> Task description: Copy out every line containing the word "nilai".

> Task material:
======
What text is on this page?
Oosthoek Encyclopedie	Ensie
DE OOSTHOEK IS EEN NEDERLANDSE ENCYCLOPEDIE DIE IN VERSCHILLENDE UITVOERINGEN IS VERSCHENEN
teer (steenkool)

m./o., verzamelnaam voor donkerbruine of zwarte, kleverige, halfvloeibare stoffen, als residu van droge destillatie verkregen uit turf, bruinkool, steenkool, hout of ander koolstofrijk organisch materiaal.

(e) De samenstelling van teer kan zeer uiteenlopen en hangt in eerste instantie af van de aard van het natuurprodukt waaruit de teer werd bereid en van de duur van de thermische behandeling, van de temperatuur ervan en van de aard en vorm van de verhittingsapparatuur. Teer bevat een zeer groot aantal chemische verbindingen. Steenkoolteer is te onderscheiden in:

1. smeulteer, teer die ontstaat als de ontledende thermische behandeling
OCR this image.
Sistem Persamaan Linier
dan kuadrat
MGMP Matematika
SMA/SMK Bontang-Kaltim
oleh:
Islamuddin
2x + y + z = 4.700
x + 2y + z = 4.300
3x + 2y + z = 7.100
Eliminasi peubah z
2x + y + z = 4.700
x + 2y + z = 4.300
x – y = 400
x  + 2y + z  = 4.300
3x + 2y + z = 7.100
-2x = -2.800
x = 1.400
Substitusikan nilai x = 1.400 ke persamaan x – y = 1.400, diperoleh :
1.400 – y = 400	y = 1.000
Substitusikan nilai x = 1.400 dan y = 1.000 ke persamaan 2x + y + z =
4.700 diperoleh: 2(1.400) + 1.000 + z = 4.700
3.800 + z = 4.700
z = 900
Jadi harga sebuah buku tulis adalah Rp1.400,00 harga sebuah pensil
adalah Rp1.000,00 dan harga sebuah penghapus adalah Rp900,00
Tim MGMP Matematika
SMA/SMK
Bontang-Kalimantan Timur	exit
======
> Solved exercise:
Substitusikan nilai x = 1.400 ke persamaan x – y = 1.400, diperoleh :
Substitusikan nilai x = 1.400 dan y = 1.000 ke persamaan 2x + y + z =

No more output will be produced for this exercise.